● Given task
What follows is a set of records; restate each one word for word and drop the pictures.

● Material shown
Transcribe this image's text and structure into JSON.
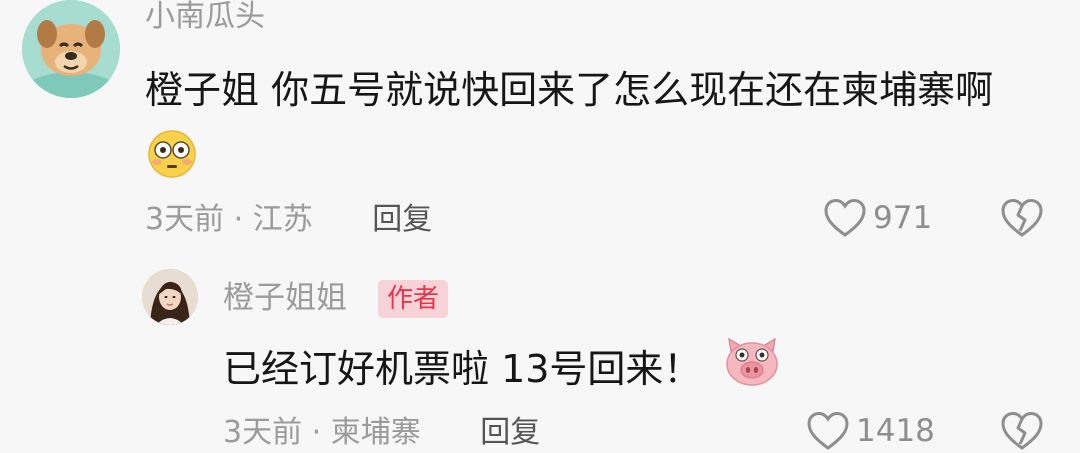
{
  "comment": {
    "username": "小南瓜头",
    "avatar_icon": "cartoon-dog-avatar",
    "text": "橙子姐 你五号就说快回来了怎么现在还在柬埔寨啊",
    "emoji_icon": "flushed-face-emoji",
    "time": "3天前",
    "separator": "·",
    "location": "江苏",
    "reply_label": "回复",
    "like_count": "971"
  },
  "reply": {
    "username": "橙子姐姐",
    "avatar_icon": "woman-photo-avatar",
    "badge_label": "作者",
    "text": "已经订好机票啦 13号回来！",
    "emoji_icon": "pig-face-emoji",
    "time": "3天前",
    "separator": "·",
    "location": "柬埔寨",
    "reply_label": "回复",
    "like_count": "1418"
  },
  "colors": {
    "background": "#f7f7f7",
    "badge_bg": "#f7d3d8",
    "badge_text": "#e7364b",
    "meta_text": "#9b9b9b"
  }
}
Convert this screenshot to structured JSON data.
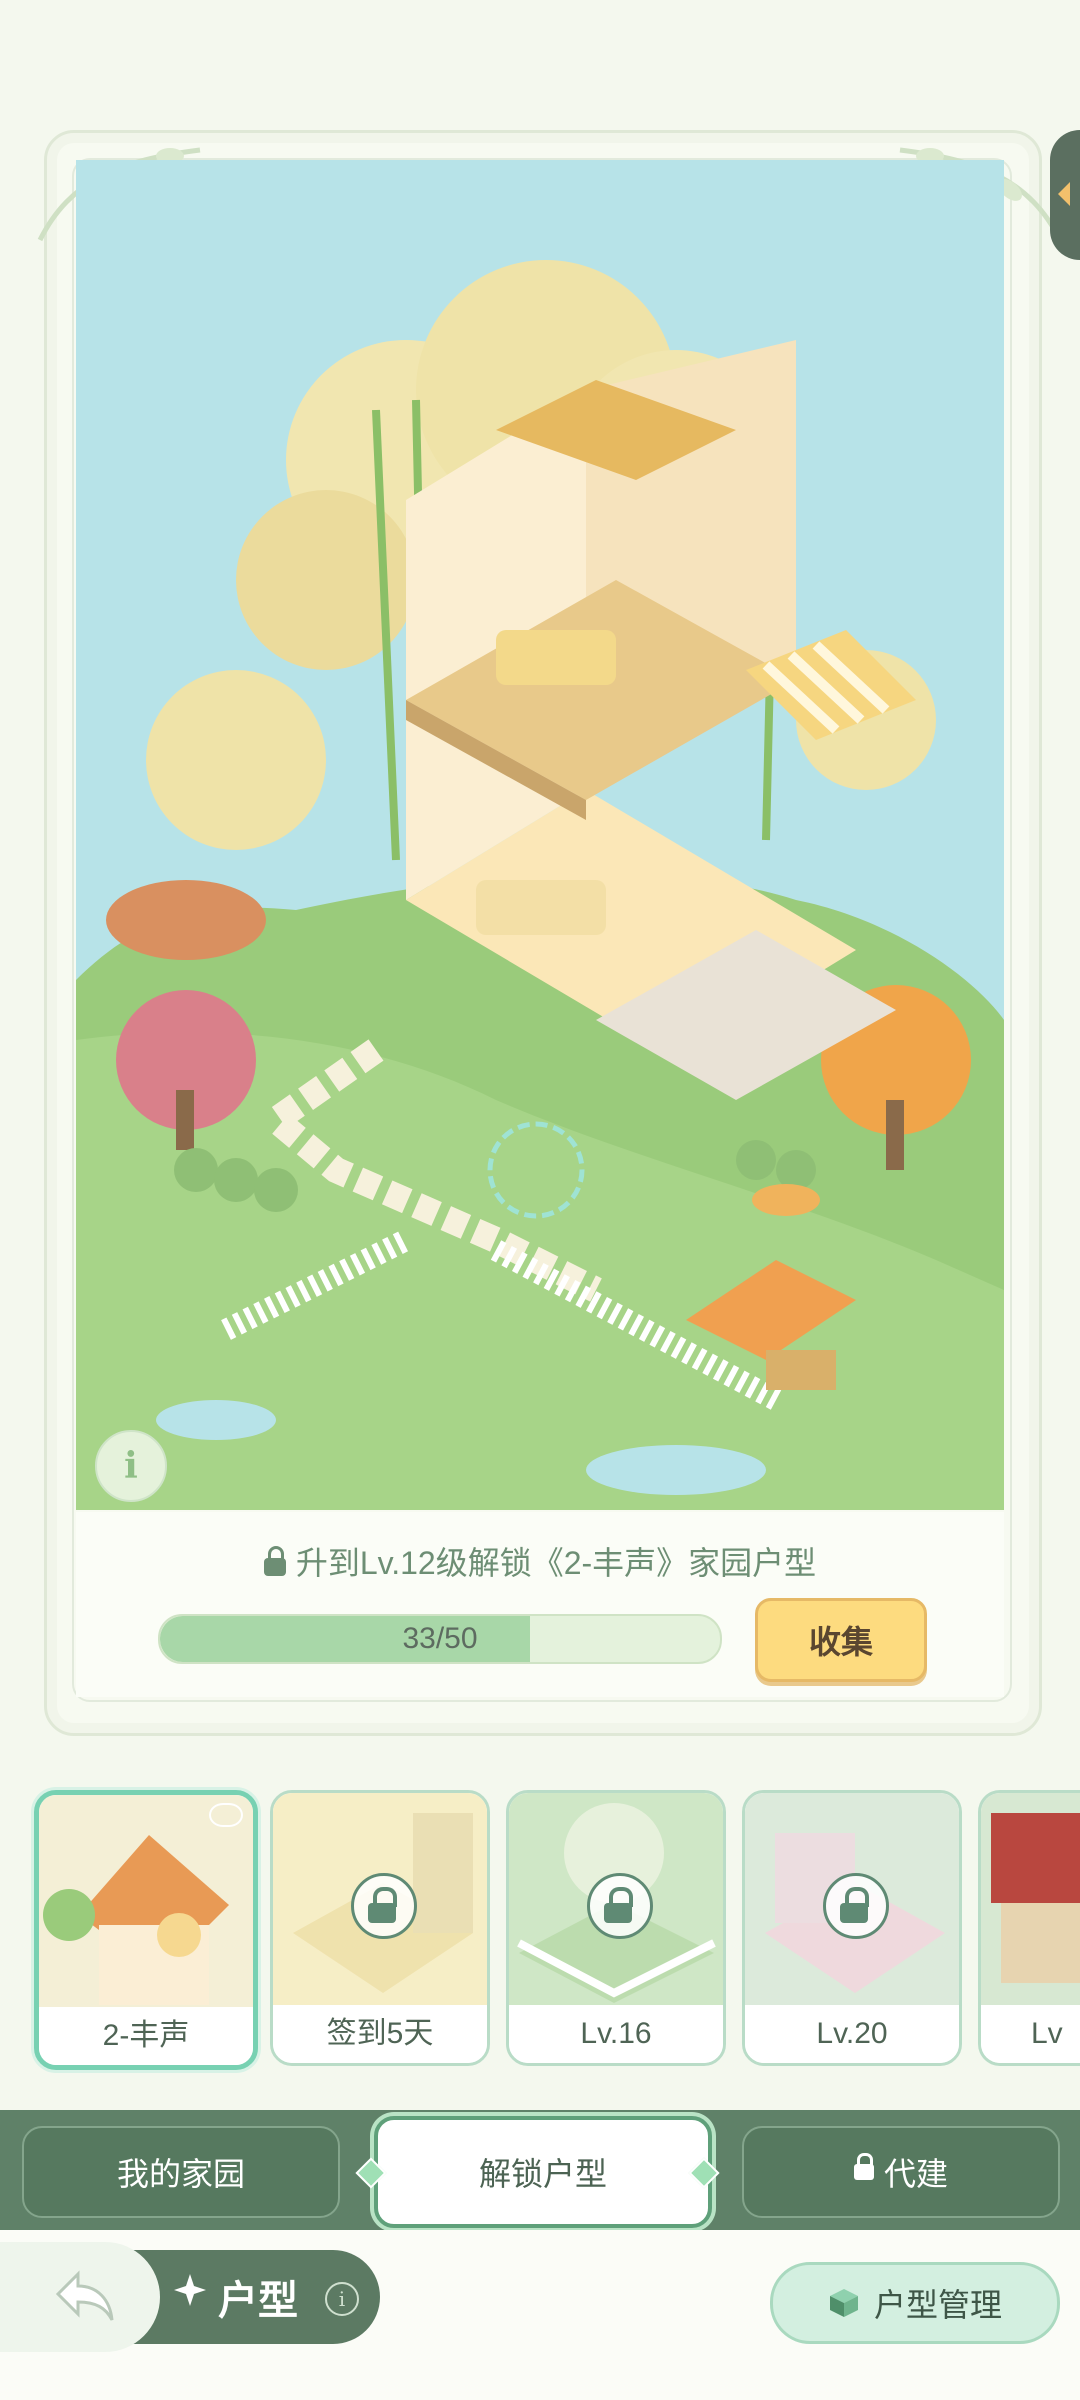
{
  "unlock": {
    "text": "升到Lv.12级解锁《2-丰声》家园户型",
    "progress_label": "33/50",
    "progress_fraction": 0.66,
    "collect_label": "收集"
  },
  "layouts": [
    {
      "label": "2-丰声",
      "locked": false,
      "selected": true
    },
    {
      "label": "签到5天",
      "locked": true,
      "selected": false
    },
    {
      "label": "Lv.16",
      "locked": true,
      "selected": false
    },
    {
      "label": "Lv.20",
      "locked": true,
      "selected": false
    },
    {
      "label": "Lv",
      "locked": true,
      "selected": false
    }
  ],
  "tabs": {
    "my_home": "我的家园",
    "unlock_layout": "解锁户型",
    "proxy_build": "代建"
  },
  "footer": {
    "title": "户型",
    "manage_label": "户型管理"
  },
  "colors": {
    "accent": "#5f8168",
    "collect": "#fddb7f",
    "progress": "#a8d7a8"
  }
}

● The reply
Transcribe this image's text and structure into JSON.
{
  "comment": {
    "username": "小南瓜头",
    "avatar_icon": "cartoon-dog-avatar",
    "text": "橙子姐 你五号就说快回来了怎么现在还在柬埔寨啊",
    "emoji_icon": "flushed-face-emoji",
    "time": "3天前",
    "separator": "·",
    "location": "江苏",
    "reply_label": "回复",
    "like_count": "971"
  },
  "reply": {
    "username": "橙子姐姐",
    "avatar_icon": "woman-photo-avatar",
    "badge_label": "作者",
    "text": "已经订好机票啦 13号回来！",
    "emoji_icon": "pig-face-emoji",
    "time": "3天前",
    "separator": "·",
    "location": "柬埔寨",
    "reply_label": "回复",
    "like_count": "1418"
  },
  "colors": {
    "background": "#f7f7f7",
    "badge_bg": "#f7d3d8",
    "badge_text": "#e7364b",
    "meta_text": "#9b9b9b"
  }
}
Convert this screenshot to structured JSON data.
{
  "unlock": {
    "text": "升到Lv.12级解锁《2-丰声》家园户型",
    "progress_label": "33/50",
    "progress_fraction": 0.66,
    "collect_label": "收集"
  },
  "layouts": [
    {
      "label": "2-丰声",
      "locked": false,
      "selected": true
    },
    {
      "label": "签到5天",
      "locked": true,
      "selected": false
    },
    {
      "label": "Lv.16",
      "locked": true,
      "selected": false
    },
    {
      "label": "Lv.20",
      "locked": true,
      "selected": false
    },
    {
      "label": "Lv",
      "locked": true,
      "selected": false
    }
  ],
  "tabs": {
    "my_home": "我的家园",
    "unlock_layout": "解锁户型",
    "proxy_build": "代建"
  },
  "footer": {
    "title": "户型",
    "manage_label": "户型管理"
  },
  "colors": {
    "accent": "#5f8168",
    "collect": "#fddb7f",
    "progress": "#a8d7a8"
  }
}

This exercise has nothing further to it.